*Exercise*.
Copy all of the material exactly. Pictures are not to appear in the copy.

··· Record extracts ···

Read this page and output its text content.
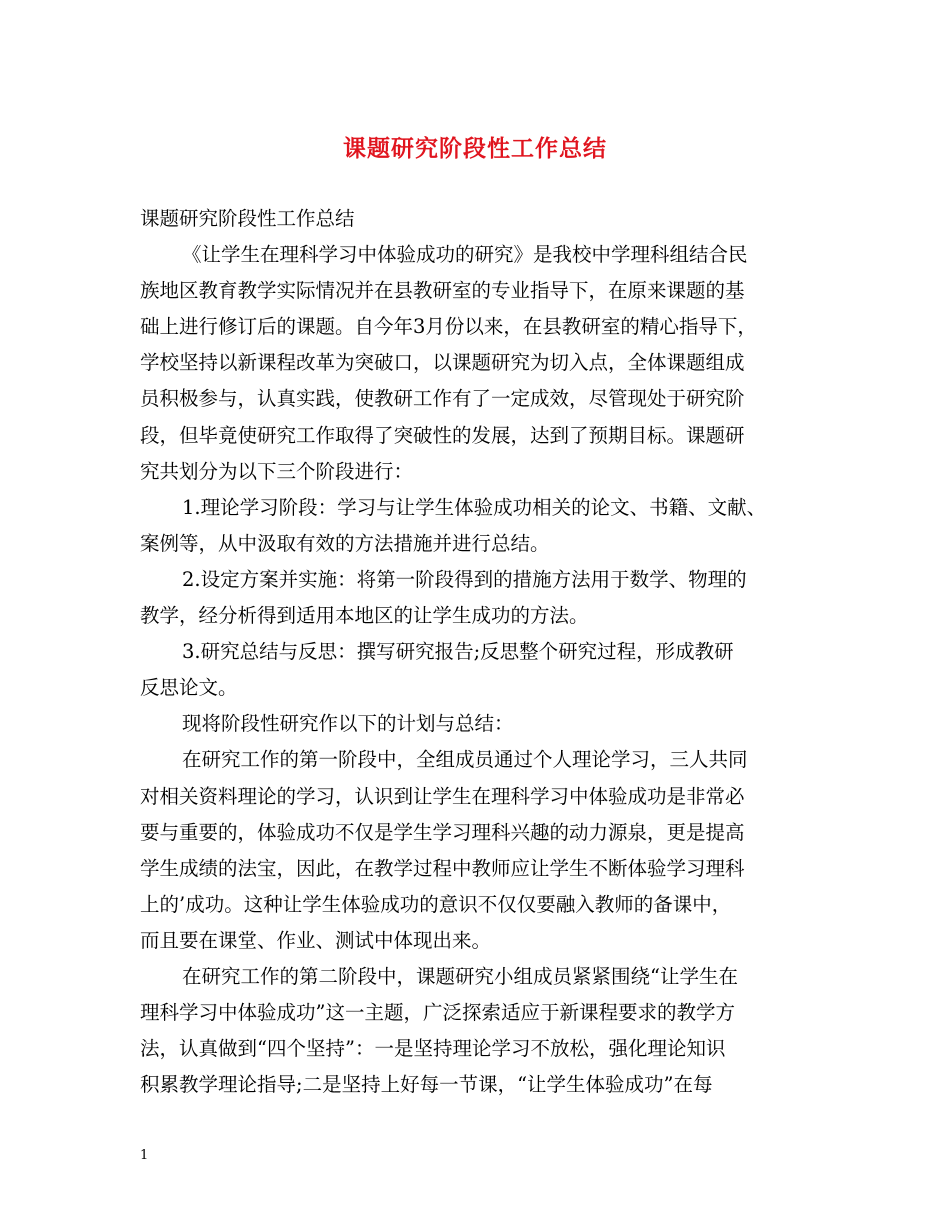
课题研究阶段性工作总结
课题研究阶段性工作总结
《让学生在理科学习中体验成功的研究》是我校中学理科组结合民
族地区教育教学实际情况并在县教研室的专业指导下，在原来课题的基
础上进行修订后的课题。自今年3月份以来，在县教研室的精心指导下，
学校坚持以新课程改革为突破口，以课题研究为切入点，全体课题组成
员积极参与，认真实践，使教研工作有了一定成效，尽管现处于研究阶
段，但毕竟使研究工作取得了突破性的发展，达到了预期目标。课题研
究共划分为以下三个阶段进行：
1.理论学习阶段：学习与让学生体验成功相关的论文、书籍、文献、
案例等，从中汲取有效的方法措施并进行总结。
2.设定方案并实施：将第一阶段得到的措施方法用于数学、物理的
教学，经分析得到适用本地区的让学生成功的方法。
3.研究总结与反思：撰写研究报告;反思整个研究过程，形成教研
反思论文。
现将阶段性研究作以下的计划与总结：
在研究工作的第一阶段中，全组成员通过个人理论学习，三人共同
对相关资料理论的学习，认识到让学生在理科学习中体验成功是非常必
要与重要的，体验成功不仅是学生学习理科兴趣的动力源泉，更是提高
学生成绩的法宝，因此，在教学过程中教师应让学生不断体验学习理科
上的’成功。这种让学生体验成功的意识不仅仅要融入教师的备课中，
而且要在课堂、作业、测试中体现出来。
在研究工作的第二阶段中，课题研究小组成员紧紧围绕“让学生在
理科学习中体验成功”这一主题，广泛探索适应于新课程要求的教学方
法，认真做到“四个坚持”：一是坚持理论学习不放松，强化理论知识
积累教学理论指导;二是坚持上好每一节课，“让学生体验成功”在每
1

···

*Solution to this problem*.
Read this page and output its text content.
课题研究阶段性工作总结
课题研究阶段性工作总结
《让学生在理科学习中体验成功的研究》是我校中学理科组结合民
族地区教育教学实际情况并在县教研室的专业指导下，在原来课题的基
础上进行修订后的课题。自今年3月份以来，在县教研室的精心指导下，
学校坚持以新课程改革为突破口，以课题研究为切入点，全体课题组成
员积极参与，认真实践，使教研工作有了一定成效，尽管现处于研究阶
段，但毕竟使研究工作取得了突破性的发展，达到了预期目标。课题研
究共划分为以下三个阶段进行：
1.理论学习阶段：学习与让学生体验成功相关的论文、书籍、文献、
案例等，从中汲取有效的方法措施并进行总结。
2.设定方案并实施：将第一阶段得到的措施方法用于数学、物理的
教学，经分析得到适用本地区的让学生成功的方法。
3.研究总结与反思：撰写研究报告;反思整个研究过程，形成教研
反思论文。
现将阶段性研究作以下的计划与总结：
在研究工作的第一阶段中，全组成员通过个人理论学习，三人共同
对相关资料理论的学习，认识到让学生在理科学习中体验成功是非常必
要与重要的，体验成功不仅是学生学习理科兴趣的动力源泉，更是提高
学生成绩的法宝，因此，在教学过程中教师应让学生不断体验学习理科
上的’成功。这种让学生体验成功的意识不仅仅要融入教师的备课中，
而且要在课堂、作业、测试中体现出来。
在研究工作的第二阶段中，课题研究小组成员紧紧围绕“让学生在
理科学习中体验成功”这一主题，广泛探索适应于新课程要求的教学方
法，认真做到“四个坚持”：一是坚持理论学习不放松，强化理论知识
积累教学理论指导;二是坚持上好每一节课，“让学生体验成功”在每
1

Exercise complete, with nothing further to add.